***** Source data *****
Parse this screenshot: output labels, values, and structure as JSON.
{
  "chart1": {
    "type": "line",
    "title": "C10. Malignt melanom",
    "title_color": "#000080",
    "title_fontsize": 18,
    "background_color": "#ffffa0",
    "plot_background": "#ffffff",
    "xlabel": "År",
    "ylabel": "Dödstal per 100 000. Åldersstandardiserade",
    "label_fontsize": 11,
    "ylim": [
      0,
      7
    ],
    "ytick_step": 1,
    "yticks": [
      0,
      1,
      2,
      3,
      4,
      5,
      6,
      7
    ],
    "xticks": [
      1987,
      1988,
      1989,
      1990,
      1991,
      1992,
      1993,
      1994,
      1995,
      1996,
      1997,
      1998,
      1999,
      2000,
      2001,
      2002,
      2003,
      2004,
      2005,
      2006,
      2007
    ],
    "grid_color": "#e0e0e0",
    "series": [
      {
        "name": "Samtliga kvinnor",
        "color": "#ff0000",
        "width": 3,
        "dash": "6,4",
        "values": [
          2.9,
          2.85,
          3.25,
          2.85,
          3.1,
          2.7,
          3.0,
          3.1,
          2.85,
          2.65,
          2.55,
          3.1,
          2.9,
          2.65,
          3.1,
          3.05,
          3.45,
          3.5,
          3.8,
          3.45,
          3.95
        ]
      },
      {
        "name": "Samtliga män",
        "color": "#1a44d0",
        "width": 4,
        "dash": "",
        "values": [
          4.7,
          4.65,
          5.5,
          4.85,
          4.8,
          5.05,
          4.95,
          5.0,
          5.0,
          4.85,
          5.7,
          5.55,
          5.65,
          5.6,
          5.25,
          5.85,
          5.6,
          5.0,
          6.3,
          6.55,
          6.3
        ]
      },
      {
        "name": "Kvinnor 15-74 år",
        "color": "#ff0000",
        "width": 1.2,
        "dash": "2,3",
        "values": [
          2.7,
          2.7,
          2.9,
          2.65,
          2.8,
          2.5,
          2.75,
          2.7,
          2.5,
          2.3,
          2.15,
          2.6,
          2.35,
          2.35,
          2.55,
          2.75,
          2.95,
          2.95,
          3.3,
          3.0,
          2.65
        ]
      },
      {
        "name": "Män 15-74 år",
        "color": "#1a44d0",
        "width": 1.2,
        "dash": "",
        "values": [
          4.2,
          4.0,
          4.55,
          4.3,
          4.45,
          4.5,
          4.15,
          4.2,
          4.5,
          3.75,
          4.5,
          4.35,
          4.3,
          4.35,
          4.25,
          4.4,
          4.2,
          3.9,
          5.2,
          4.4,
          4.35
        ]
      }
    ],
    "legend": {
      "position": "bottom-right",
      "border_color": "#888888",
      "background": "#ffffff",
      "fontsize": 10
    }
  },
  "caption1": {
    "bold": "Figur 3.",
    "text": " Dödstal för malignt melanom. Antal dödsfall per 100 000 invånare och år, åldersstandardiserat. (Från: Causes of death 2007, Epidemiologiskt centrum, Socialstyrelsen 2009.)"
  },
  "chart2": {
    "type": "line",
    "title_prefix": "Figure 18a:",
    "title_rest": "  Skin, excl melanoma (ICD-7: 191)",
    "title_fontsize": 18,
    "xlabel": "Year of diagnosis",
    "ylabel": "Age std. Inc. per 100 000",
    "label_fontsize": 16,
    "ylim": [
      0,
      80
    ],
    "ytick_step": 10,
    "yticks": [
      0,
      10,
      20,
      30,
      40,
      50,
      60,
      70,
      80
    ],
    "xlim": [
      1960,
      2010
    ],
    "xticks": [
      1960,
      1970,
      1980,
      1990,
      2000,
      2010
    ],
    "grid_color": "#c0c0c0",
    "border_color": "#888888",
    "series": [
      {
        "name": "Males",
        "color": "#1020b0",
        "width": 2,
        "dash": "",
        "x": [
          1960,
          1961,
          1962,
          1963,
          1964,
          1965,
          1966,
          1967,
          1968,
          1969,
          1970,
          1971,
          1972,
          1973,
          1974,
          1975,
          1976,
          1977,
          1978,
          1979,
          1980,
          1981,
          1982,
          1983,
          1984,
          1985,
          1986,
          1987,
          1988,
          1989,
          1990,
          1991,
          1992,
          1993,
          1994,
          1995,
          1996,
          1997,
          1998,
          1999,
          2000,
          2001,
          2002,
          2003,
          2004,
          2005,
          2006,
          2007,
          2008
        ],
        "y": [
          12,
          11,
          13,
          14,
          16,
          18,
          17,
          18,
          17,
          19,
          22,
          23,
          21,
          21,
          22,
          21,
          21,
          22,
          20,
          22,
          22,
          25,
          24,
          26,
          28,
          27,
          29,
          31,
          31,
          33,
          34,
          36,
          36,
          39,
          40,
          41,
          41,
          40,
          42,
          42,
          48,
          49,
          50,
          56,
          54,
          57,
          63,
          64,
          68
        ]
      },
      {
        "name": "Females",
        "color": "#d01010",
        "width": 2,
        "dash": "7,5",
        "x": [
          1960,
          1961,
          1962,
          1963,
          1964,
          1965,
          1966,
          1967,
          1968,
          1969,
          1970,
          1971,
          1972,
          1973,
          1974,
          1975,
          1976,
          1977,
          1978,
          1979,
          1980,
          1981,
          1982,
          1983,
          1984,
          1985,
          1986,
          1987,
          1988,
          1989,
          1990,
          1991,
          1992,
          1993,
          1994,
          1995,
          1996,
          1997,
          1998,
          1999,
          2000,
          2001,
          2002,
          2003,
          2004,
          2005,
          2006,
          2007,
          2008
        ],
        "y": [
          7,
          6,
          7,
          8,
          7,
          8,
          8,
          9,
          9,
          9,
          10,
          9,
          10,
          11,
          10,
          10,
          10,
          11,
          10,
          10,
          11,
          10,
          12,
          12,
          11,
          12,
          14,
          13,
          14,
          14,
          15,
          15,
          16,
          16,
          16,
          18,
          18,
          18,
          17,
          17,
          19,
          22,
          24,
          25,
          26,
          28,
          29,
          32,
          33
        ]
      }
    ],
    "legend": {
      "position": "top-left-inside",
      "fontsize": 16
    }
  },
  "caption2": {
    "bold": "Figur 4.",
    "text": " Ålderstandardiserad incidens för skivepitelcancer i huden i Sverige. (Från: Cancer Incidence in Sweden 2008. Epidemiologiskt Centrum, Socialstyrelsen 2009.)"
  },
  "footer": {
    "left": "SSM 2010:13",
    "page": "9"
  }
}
*****
> Directions for this task: Retype every record above exactly as written.

> Solution to the problem:
Parse this screenshot: output labels, values, and structure as JSON.
{
  "chart1": {
    "type": "line",
    "title": "C10. Malignt melanom",
    "title_color": "#000080",
    "title_fontsize": 18,
    "background_color": "#ffffa0",
    "plot_background": "#ffffff",
    "xlabel": "År",
    "ylabel": "Dödstal per 100 000. Åldersstandardiserade",
    "label_fontsize": 11,
    "ylim": [
      0,
      7
    ],
    "ytick_step": 1,
    "yticks": [
      0,
      1,
      2,
      3,
      4,
      5,
      6,
      7
    ],
    "xticks": [
      1987,
      1988,
      1989,
      1990,
      1991,
      1992,
      1993,
      1994,
      1995,
      1996,
      1997,
      1998,
      1999,
      2000,
      2001,
      2002,
      2003,
      2004,
      2005,
      2006,
      2007
    ],
    "grid_color": "#e0e0e0",
    "series": [
      {
        "name": "Samtliga kvinnor",
        "color": "#ff0000",
        "width": 3,
        "dash": "6,4",
        "values": [
          2.9,
          2.85,
          3.25,
          2.85,
          3.1,
          2.7,
          3.0,
          3.1,
          2.85,
          2.65,
          2.55,
          3.1,
          2.9,
          2.65,
          3.1,
          3.05,
          3.45,
          3.5,
          3.8,
          3.45,
          3.95
        ]
      },
      {
        "name": "Samtliga män",
        "color": "#1a44d0",
        "width": 4,
        "dash": "",
        "values": [
          4.7,
          4.65,
          5.5,
          4.85,
          4.8,
          5.05,
          4.95,
          5.0,
          5.0,
          4.85,
          5.7,
          5.55,
          5.65,
          5.6,
          5.25,
          5.85,
          5.6,
          5.0,
          6.3,
          6.55,
          6.3
        ]
      },
      {
        "name": "Kvinnor 15-74 år",
        "color": "#ff0000",
        "width": 1.2,
        "dash": "2,3",
        "values": [
          2.7,
          2.7,
          2.9,
          2.65,
          2.8,
          2.5,
          2.75,
          2.7,
          2.5,
          2.3,
          2.15,
          2.6,
          2.35,
          2.35,
          2.55,
          2.75,
          2.95,
          2.95,
          3.3,
          3.0,
          2.65
        ]
      },
      {
        "name": "Män 15-74 år",
        "color": "#1a44d0",
        "width": 1.2,
        "dash": "",
        "values": [
          4.2,
          4.0,
          4.55,
          4.3,
          4.45,
          4.5,
          4.15,
          4.2,
          4.5,
          3.75,
          4.5,
          4.35,
          4.3,
          4.35,
          4.25,
          4.4,
          4.2,
          3.9,
          5.2,
          4.4,
          4.35
        ]
      }
    ],
    "legend": {
      "position": "bottom-right",
      "border_color": "#888888",
      "background": "#ffffff",
      "fontsize": 10
    }
  },
  "caption1": {
    "bold": "Figur 3.",
    "text": " Dödstal för malignt melanom. Antal dödsfall per 100 000 invånare och år, åldersstandardiserat. (Från: Causes of death 2007, Epidemiologiskt centrum, Socialstyrelsen 2009.)"
  },
  "chart2": {
    "type": "line",
    "title_prefix": "Figure 18a:",
    "title_rest": "  Skin, excl melanoma (ICD-7: 191)",
    "title_fontsize": 18,
    "xlabel": "Year of diagnosis",
    "ylabel": "Age std. Inc. per 100 000",
    "label_fontsize": 16,
    "ylim": [
      0,
      80
    ],
    "ytick_step": 10,
    "yticks": [
      0,
      10,
      20,
      30,
      40,
      50,
      60,
      70,
      80
    ],
    "xlim": [
      1960,
      2010
    ],
    "xticks": [
      1960,
      1970,
      1980,
      1990,
      2000,
      2010
    ],
    "grid_color": "#c0c0c0",
    "border_color": "#888888",
    "series": [
      {
        "name": "Males",
        "color": "#1020b0",
        "width": 2,
        "dash": "",
        "x": [
          1960,
          1961,
          1962,
          1963,
          1964,
          1965,
          1966,
          1967,
          1968,
          1969,
          1970,
          1971,
          1972,
          1973,
          1974,
          1975,
          1976,
          1977,
          1978,
          1979,
          1980,
          1981,
          1982,
          1983,
          1984,
          1985,
          1986,
          1987,
          1988,
          1989,
          1990,
          1991,
          1992,
          1993,
          1994,
          1995,
          1996,
          1997,
          1998,
          1999,
          2000,
          2001,
          2002,
          2003,
          2004,
          2005,
          2006,
          2007,
          2008
        ],
        "y": [
          12,
          11,
          13,
          14,
          16,
          18,
          17,
          18,
          17,
          19,
          22,
          23,
          21,
          21,
          22,
          21,
          21,
          22,
          20,
          22,
          22,
          25,
          24,
          26,
          28,
          27,
          29,
          31,
          31,
          33,
          34,
          36,
          36,
          39,
          40,
          41,
          41,
          40,
          42,
          42,
          48,
          49,
          50,
          56,
          54,
          57,
          63,
          64,
          68
        ]
      },
      {
        "name": "Females",
        "color": "#d01010",
        "width": 2,
        "dash": "7,5",
        "x": [
          1960,
          1961,
          1962,
          1963,
          1964,
          1965,
          1966,
          1967,
          1968,
          1969,
          1970,
          1971,
          1972,
          1973,
          1974,
          1975,
          1976,
          1977,
          1978,
          1979,
          1980,
          1981,
          1982,
          1983,
          1984,
          1985,
          1986,
          1987,
          1988,
          1989,
          1990,
          1991,
          1992,
          1993,
          1994,
          1995,
          1996,
          1997,
          1998,
          1999,
          2000,
          2001,
          2002,
          2003,
          2004,
          2005,
          2006,
          2007,
          2008
        ],
        "y": [
          7,
          6,
          7,
          8,
          7,
          8,
          8,
          9,
          9,
          9,
          10,
          9,
          10,
          11,
          10,
          10,
          10,
          11,
          10,
          10,
          11,
          10,
          12,
          12,
          11,
          12,
          14,
          13,
          14,
          14,
          15,
          15,
          16,
          16,
          16,
          18,
          18,
          18,
          17,
          17,
          19,
          22,
          24,
          25,
          26,
          28,
          29,
          32,
          33
        ]
      }
    ],
    "legend": {
      "position": "top-left-inside",
      "fontsize": 16
    }
  },
  "caption2": {
    "bold": "Figur 4.",
    "text": " Ålderstandardiserad incidens för skivepitelcancer i huden i Sverige. (Från: Cancer Incidence in Sweden 2008. Epidemiologiskt Centrum, Socialstyrelsen 2009.)"
  },
  "footer": {
    "left": "SSM 2010:13",
    "page": "9"
  }
}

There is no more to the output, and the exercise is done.